===== Task inputs =====

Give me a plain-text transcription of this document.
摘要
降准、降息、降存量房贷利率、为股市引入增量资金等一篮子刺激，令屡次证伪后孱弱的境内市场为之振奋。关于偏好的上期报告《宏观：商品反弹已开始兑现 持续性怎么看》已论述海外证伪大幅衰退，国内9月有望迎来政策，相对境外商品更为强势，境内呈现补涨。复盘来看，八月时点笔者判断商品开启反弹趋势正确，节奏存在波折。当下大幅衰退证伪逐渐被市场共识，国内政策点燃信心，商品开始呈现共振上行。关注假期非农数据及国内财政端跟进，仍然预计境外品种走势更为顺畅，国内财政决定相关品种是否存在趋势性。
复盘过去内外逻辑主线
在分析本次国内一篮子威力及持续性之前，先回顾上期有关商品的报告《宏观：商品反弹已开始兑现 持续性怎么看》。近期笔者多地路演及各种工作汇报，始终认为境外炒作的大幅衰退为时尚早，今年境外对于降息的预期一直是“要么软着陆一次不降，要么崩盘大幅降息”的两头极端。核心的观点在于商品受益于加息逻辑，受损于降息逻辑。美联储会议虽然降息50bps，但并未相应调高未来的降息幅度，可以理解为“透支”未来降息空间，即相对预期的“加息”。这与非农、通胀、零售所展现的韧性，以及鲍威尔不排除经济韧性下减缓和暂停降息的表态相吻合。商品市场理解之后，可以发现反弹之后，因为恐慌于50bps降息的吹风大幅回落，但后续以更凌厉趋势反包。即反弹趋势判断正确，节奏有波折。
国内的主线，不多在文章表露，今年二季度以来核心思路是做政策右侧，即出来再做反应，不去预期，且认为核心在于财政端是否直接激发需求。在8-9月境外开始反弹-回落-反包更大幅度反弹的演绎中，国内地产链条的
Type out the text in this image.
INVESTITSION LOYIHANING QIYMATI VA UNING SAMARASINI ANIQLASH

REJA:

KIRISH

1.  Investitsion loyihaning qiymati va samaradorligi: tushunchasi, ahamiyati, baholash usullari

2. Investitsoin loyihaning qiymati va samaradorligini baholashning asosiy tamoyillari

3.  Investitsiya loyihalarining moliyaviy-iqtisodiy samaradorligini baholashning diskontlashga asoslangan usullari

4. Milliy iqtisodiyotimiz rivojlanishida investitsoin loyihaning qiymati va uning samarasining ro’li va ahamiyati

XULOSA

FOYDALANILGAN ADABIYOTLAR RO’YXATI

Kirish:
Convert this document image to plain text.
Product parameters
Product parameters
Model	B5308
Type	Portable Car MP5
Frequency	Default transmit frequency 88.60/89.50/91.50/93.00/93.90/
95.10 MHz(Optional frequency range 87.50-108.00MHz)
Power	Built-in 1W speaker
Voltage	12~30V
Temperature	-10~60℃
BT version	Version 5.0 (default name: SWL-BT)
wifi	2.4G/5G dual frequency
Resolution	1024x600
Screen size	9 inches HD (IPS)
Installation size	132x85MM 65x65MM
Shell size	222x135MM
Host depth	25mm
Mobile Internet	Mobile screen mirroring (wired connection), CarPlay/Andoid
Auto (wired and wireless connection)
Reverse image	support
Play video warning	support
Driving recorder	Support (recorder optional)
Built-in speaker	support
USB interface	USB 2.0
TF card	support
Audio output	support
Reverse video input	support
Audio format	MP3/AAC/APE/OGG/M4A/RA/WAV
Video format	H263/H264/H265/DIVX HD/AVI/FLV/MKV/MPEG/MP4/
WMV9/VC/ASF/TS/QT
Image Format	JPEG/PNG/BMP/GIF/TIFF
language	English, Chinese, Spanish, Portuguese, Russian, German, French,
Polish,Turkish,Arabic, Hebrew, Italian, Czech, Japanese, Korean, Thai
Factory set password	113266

=====

> [What this task involves]
Repeat all of the entries exactly.

> [Result of the task]
Give me a plain-text transcription of this document.
摘要
降准、降息、降存量房贷利率、为股市引入增量资金等一篮子刺激，令屡次证伪后孱弱的境内市场为之振奋。关于偏好的上期报告《宏观：商品反弹已开始兑现 持续性怎么看》已论述海外证伪大幅衰退，国内9月有望迎来政策，相对境外商品更为强势，境内呈现补涨。复盘来看，八月时点笔者判断商品开启反弹趋势正确，节奏存在波折。当下大幅衰退证伪逐渐被市场共识，国内政策点燃信心，商品开始呈现共振上行。关注假期非农数据及国内财政端跟进，仍然预计境外品种走势更为顺畅，国内财政决定相关品种是否存在趋势性。
复盘过去内外逻辑主线
在分析本次国内一篮子威力及持续性之前，先回顾上期有关商品的报告《宏观：商品反弹已开始兑现 持续性怎么看》。近期笔者多地路演及各种工作汇报，始终认为境外炒作的大幅衰退为时尚早，今年境外对于降息的预期一直是“要么软着陆一次不降，要么崩盘大幅降息”的两头极端。核心的观点在于商品受益于加息逻辑，受损于降息逻辑。美联储会议虽然降息50bps，但并未相应调高未来的降息幅度，可以理解为“透支”未来降息空间，即相对预期的“加息”。这与非农、通胀、零售所展现的韧性，以及鲍威尔不排除经济韧性下减缓和暂停降息的表态相吻合。商品市场理解之后，可以发现反弹之后，因为恐慌于50bps降息的吹风大幅回落，但后续以更凌厉趋势反包。即反弹趋势判断正确，节奏有波折。
国内的主线，不多在文章表露，今年二季度以来核心思路是做政策右侧，即出来再做反应，不去预期，且认为核心在于财政端是否直接激发需求。在8-9月境外开始反弹-回落-反包更大幅度反弹的演绎中，国内地产链条的
Type out the text in this image.
INVESTITSION LOYIHANING QIYMATI VA UNING SAMARASINI ANIQLASH

REJA:

KIRISH

1.  Investitsion loyihaning qiymati va samaradorligi: tushunchasi, ahamiyati, baholash usullari

2. Investitsoin loyihaning qiymati va samaradorligini baholashning asosiy tamoyillari

3.  Investitsiya loyihalarining moliyaviy-iqtisodiy samaradorligini baholashning diskontlashga asoslangan usullari

4. Milliy iqtisodiyotimiz rivojlanishida investitsoin loyihaning qiymati va uning samarasining ro’li va ahamiyati

XULOSA

FOYDALANILGAN ADABIYOTLAR RO’YXATI

Kirish:
Convert this document image to plain text.
Product parameters
Product parameters
Model	B5308
Type	Portable Car MP5
Frequency	Default transmit frequency 88.60/89.50/91.50/93.00/93.90/
95.10 MHz(Optional frequency range 87.50-108.00MHz)
Power	Built-in 1W speaker
Voltage	12~30V
Temperature	-10~60℃
BT version	Version 5.0 (default name: SWL-BT)
wifi	2.4G/5G dual frequency
Resolution	1024x600
Screen size	9 inches HD (IPS)
Installation size	132x85MM 65x65MM
Shell size	222x135MM
Host depth	25mm
Mobile Internet	Mobile screen mirroring (wired connection), CarPlay/Andoid
Auto (wired and wireless connection)
Reverse image	support
Play video warning	support
Driving recorder	Support (recorder optional)
Built-in speaker	support
USB interface	USB 2.0
TF card	support
Audio output	support
Reverse video input	support
Audio format	MP3/AAC/APE/OGG/M4A/RA/WAV
Video format	H263/H264/H265/DIVX HD/AVI/FLV/MKV/MPEG/MP4/
WMV9/VC/ASF/TS/QT
Image Format	JPEG/PNG/BMP/GIF/TIFF
language	English, Chinese, Spanish, Portuguese, Russian, German, French,
Polish,Turkish,Arabic, Hebrew, Italian, Czech, Japanese, Korean, Thai
Factory set password	113266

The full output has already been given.